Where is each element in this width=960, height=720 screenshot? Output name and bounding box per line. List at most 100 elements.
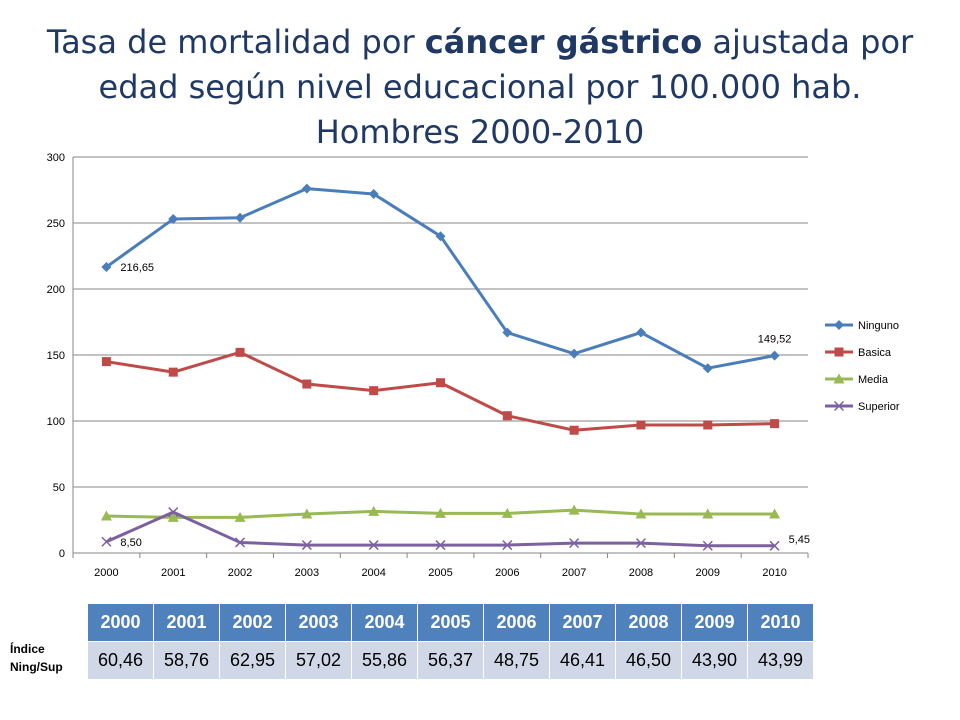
y-tick-label: 100 [47, 416, 65, 428]
data-point-media [368, 505, 380, 516]
data-point-basica [302, 379, 312, 389]
index-value-cell: 60,46 [87, 641, 154, 680]
data-point-media [100, 510, 112, 521]
index-year-cell: 2005 [417, 603, 484, 642]
index-value-cell: 58,76 [153, 641, 220, 680]
x-tick-label: 2010 [762, 567, 786, 579]
index-year-cell: 2000 [87, 603, 154, 642]
data-point-basica [235, 347, 245, 357]
index-year-cell: 2003 [285, 603, 352, 642]
data-point-basica [502, 411, 512, 421]
data-point-ninguno [435, 231, 446, 242]
title-line3: Hombres 2000-2010 [315, 113, 645, 151]
data-point-media [702, 508, 714, 519]
x-tick-label: 2009 [696, 567, 720, 579]
index-value-cell: 46,41 [549, 641, 616, 680]
data-point-basica [436, 378, 445, 388]
index-value-cell: 62,95 [219, 641, 286, 680]
index-table-value-row: 60,46 58,76 62,95 57,02 55,86 56,37 48,75 46,41… [87, 641, 814, 680]
data-point-superior [435, 540, 446, 551]
data-point-basica [636, 420, 646, 430]
line-chart: 0 50 100 150 200 250 300 2000 2001 2002 2003 2004 20… [47, 152, 900, 579]
index-value-cell: 43,99 [747, 641, 814, 680]
index-value-cell: 46,50 [615, 641, 682, 680]
index-value-cell: 56,37 [417, 641, 484, 680]
data-point-superior [368, 540, 379, 551]
series-line-basica [106, 350, 775, 432]
index-year-cell: 2009 [681, 603, 748, 642]
data-point-basica [369, 386, 379, 396]
data-point-media [234, 511, 246, 522]
data-point-basica [101, 357, 111, 367]
index-year-cell: 2002 [219, 603, 286, 642]
y-tick-label: 250 [47, 218, 65, 230]
data-point-basica [569, 425, 579, 435]
data-point-ninguno [301, 183, 312, 194]
data-point-ninguno [368, 188, 379, 199]
data-point-superior [569, 538, 580, 549]
index-value-cell: 57,02 [285, 641, 352, 680]
data-point-ninguno [635, 327, 646, 338]
index-year-cell: 2007 [549, 603, 616, 642]
data-point-ninguno [168, 214, 179, 225]
data-point-ninguno [702, 363, 713, 374]
data-label: 8,50 [120, 537, 141, 549]
legend-label: Media [858, 374, 889, 386]
data-point-superior [168, 507, 179, 518]
data-label: 149,52 [758, 334, 792, 346]
data-point-media [769, 508, 781, 519]
chart-legend: Ninguno Basica Media Superior [825, 320, 900, 413]
title-line1: Tasa de mortalidad por cáncer gástrico a… [46, 23, 914, 61]
y-tick-label: 200 [47, 284, 65, 296]
x-tick-label: 2003 [295, 567, 319, 579]
data-point-basica [168, 367, 178, 377]
index-year-cell: 2004 [351, 603, 418, 642]
chart-gridlines [73, 156, 808, 488]
x-tick-label: 2006 [495, 567, 519, 579]
x-tick-label: 2002 [228, 567, 252, 579]
data-point-superior [635, 538, 646, 549]
data-point-ninguno [101, 262, 112, 273]
x-tick-label: 2008 [629, 567, 653, 579]
chart-title: Tasa de mortalidad por cáncer gástrico a… [20, 20, 940, 155]
index-table: 2000 2001 2002 2003 2004 2005 2006 2007 2008 2009… [87, 603, 814, 680]
data-label: 216,65 [120, 262, 154, 274]
chart-series [100, 183, 781, 551]
legend-label: Superior [858, 401, 900, 413]
legend-marker-basica [834, 347, 844, 357]
index-table-header-row: 2000 2001 2002 2003 2004 2005 2006 2007 2008 2009… [87, 603, 814, 642]
chart-data-labels: 216,65 149,52 8,50 5,45 [120, 262, 810, 549]
legend-marker-media [833, 373, 845, 384]
index-year-cell: 2001 [153, 603, 220, 642]
x-tick-label: 2001 [161, 567, 185, 579]
y-tick-label: 50 [53, 482, 65, 494]
data-point-superior [769, 540, 780, 551]
index-year-cell: 2010 [747, 603, 814, 642]
data-point-superior [101, 536, 112, 547]
legend-marker-superior [833, 400, 845, 412]
legend-label: Ninguno [858, 320, 899, 332]
y-tick-label: 300 [47, 152, 65, 164]
index-value-cell: 43,90 [681, 641, 748, 680]
data-point-superior [702, 540, 713, 551]
x-tick-label: 2005 [428, 567, 452, 579]
data-point-media [635, 508, 647, 519]
data-point-ninguno [769, 350, 780, 361]
data-point-basica [703, 420, 713, 430]
y-tick-label: 150 [47, 350, 65, 362]
legend-label: Basica [858, 347, 892, 359]
x-tick-label: 2004 [361, 567, 385, 579]
chart-axes: 0 50 100 150 200 250 300 2000 2001 2002 2003 2004 20… [47, 152, 809, 579]
title-line2: edad según nivel educacional por 100.000… [98, 68, 862, 106]
index-label: Índice Ning/Sup [10, 640, 63, 676]
data-point-ninguno [235, 212, 246, 223]
index-value-cell: 55,86 [351, 641, 418, 680]
index-label-line2: Ning/Sup [10, 660, 63, 674]
index-year-cell: 2008 [615, 603, 682, 642]
index-year-cell: 2006 [483, 603, 550, 642]
data-point-media [435, 507, 446, 518]
x-tick-label: 2007 [562, 567, 586, 579]
y-tick-label: 0 [59, 548, 65, 560]
x-tick-label: 2000 [94, 567, 118, 579]
index-value-cell: 48,75 [483, 641, 550, 680]
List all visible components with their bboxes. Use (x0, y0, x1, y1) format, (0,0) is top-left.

What you are asked to do: Output the records between the line holding "y-tick-label: 100 [47, 416, 65, 428]" and the line holding "index-table-value-row: 60,46 58,76", inclusive, as a numbered list with blank lines left out.

Right answer:
1. y-tick-label: 100 [47, 416, 65, 428]
2. data-point-media [368, 505, 380, 516]
3. data-point-basica [302, 379, 312, 389]
4. index-value-cell: 60,46 [87, 641, 154, 680]
5. data-point-media [100, 510, 112, 521]
6. index-year-cell: 2005 [417, 603, 484, 642]
7. index-value-cell: 58,76 [153, 641, 220, 680]
8. x-tick-label: 2010 [762, 567, 786, 579]
9. index-year-cell: 2000 [87, 603, 154, 642]
10. data-point-basica [235, 347, 245, 357]
11. index-year-cell: 2003 [285, 603, 352, 642]
12. data-point-basica [502, 411, 512, 421]
13. data-point-ninguno [435, 231, 446, 242]
14. title-line3: Hombres 2000-2010 [315, 113, 645, 151]
15. data-point-media [702, 508, 714, 519]
16. x-tick-label: 2009 [696, 567, 720, 579]
17. index-value-cell: 46,41 [549, 641, 616, 680]
18. data-point-basica [436, 378, 445, 388]
19. index-value-cell: 62,95 [219, 641, 286, 680]
20. index-table-value-row: 60,46 58,76 62,95 57,02 55,86 56,37 48,75 46,41… [87, 641, 814, 680]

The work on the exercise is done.